> **Problem requirements**
Looking at the listing, state how many of its lines contain the string "دولتی". Write only the number.

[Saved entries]
──────────────────────────────

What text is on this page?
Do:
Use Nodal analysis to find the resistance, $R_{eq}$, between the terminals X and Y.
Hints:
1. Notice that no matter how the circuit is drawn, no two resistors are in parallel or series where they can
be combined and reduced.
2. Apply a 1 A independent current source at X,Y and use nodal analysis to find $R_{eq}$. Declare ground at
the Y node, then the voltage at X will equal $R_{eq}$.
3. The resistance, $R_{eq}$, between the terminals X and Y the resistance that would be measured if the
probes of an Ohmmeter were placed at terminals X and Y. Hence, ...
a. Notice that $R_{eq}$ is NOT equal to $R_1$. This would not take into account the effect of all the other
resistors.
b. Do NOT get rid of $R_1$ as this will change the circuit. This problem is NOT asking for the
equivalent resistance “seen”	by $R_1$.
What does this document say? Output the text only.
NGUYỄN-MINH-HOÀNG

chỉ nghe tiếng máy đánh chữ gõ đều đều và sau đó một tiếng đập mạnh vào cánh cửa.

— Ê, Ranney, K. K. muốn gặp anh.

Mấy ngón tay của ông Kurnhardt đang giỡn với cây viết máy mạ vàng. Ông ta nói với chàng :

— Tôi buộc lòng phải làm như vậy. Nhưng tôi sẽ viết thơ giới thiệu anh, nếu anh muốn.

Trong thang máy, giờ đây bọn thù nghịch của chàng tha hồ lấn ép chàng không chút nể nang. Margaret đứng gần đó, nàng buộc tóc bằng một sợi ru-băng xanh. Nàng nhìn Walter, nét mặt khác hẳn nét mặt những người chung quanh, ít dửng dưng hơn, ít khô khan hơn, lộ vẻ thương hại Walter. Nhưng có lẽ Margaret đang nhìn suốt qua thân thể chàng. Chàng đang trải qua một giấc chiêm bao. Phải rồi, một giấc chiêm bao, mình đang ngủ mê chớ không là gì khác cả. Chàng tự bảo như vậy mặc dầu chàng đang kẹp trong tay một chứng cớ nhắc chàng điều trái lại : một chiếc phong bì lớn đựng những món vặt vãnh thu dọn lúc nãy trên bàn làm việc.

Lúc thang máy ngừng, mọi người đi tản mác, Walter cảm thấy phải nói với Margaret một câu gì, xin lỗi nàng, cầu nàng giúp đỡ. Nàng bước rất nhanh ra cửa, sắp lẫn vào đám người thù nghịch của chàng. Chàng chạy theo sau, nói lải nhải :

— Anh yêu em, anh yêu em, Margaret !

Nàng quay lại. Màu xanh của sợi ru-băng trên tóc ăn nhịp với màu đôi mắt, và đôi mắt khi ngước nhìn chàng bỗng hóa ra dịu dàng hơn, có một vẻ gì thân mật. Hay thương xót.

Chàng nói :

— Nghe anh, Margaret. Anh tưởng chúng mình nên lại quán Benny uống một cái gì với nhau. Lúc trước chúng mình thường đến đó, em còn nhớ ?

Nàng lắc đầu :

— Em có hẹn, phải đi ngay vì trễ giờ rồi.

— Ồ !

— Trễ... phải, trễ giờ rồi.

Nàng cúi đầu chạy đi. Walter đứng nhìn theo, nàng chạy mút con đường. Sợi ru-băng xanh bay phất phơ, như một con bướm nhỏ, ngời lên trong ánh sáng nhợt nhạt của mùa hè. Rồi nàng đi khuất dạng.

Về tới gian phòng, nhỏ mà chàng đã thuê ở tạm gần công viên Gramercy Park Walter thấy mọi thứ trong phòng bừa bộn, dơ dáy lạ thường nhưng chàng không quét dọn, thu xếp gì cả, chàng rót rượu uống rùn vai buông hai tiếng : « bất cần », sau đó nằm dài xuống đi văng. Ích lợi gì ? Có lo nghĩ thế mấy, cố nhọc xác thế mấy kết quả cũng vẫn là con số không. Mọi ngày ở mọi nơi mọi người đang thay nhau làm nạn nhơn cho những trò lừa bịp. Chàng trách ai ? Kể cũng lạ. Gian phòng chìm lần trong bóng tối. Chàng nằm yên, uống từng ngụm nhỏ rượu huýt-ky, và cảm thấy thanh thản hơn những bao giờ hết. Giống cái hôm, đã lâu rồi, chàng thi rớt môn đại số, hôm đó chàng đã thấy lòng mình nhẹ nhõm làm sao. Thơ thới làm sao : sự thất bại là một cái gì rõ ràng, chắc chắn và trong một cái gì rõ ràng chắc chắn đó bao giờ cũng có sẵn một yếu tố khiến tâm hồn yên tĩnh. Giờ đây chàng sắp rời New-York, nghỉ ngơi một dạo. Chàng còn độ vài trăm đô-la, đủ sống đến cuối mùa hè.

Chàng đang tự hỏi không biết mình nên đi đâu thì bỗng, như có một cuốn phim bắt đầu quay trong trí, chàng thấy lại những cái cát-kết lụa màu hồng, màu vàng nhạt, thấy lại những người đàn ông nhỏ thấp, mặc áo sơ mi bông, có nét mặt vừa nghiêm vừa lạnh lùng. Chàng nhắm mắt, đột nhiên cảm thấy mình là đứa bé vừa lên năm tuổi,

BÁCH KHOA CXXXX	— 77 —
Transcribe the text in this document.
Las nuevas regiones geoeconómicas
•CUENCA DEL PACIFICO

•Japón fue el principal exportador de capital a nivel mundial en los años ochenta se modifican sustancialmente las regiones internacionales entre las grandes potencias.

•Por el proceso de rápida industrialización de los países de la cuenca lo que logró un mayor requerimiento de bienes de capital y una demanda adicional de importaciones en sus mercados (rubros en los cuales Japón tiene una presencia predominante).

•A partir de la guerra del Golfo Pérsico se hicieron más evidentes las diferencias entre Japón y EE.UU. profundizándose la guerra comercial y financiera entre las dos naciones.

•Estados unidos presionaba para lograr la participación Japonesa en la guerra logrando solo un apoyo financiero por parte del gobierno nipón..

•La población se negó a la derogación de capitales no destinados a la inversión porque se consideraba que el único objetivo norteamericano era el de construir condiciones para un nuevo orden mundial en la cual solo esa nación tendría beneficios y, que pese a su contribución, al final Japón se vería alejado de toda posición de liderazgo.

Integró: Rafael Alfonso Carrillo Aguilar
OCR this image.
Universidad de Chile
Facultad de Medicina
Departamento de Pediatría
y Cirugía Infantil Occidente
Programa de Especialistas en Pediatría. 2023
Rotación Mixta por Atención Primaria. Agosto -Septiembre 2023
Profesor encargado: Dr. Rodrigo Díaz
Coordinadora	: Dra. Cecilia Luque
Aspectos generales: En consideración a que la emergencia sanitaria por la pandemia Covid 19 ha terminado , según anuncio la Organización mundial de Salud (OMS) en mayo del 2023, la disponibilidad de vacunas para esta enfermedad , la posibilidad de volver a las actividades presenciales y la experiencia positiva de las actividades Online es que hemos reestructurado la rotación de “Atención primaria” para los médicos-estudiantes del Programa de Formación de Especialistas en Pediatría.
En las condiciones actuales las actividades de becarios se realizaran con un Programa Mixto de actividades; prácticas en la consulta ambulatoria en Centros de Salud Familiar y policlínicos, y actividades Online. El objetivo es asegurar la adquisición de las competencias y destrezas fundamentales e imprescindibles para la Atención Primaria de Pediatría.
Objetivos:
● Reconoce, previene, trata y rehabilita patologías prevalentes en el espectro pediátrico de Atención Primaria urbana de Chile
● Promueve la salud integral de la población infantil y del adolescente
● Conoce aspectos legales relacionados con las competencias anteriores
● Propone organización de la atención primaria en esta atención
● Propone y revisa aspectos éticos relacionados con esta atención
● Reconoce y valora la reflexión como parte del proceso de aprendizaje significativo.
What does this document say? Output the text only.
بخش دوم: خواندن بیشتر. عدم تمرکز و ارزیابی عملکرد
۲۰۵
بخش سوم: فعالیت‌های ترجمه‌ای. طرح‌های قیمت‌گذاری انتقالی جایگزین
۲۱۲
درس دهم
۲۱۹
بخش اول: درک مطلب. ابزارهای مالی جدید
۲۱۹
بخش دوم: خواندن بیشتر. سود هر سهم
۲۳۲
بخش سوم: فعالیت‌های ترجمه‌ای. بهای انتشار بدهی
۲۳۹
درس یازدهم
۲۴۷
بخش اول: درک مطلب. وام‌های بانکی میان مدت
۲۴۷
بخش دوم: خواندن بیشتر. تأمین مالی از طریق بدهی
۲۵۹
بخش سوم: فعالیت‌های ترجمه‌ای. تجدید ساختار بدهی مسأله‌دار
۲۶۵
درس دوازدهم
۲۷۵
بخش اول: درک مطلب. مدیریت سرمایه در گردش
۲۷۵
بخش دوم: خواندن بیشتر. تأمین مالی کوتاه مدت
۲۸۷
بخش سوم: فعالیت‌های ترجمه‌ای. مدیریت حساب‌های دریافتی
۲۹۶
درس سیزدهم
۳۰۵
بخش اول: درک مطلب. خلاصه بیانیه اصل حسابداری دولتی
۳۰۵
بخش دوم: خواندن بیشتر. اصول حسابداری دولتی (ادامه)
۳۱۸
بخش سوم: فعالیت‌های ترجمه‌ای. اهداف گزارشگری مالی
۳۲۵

──────────────────────────────

> **Task solution**
2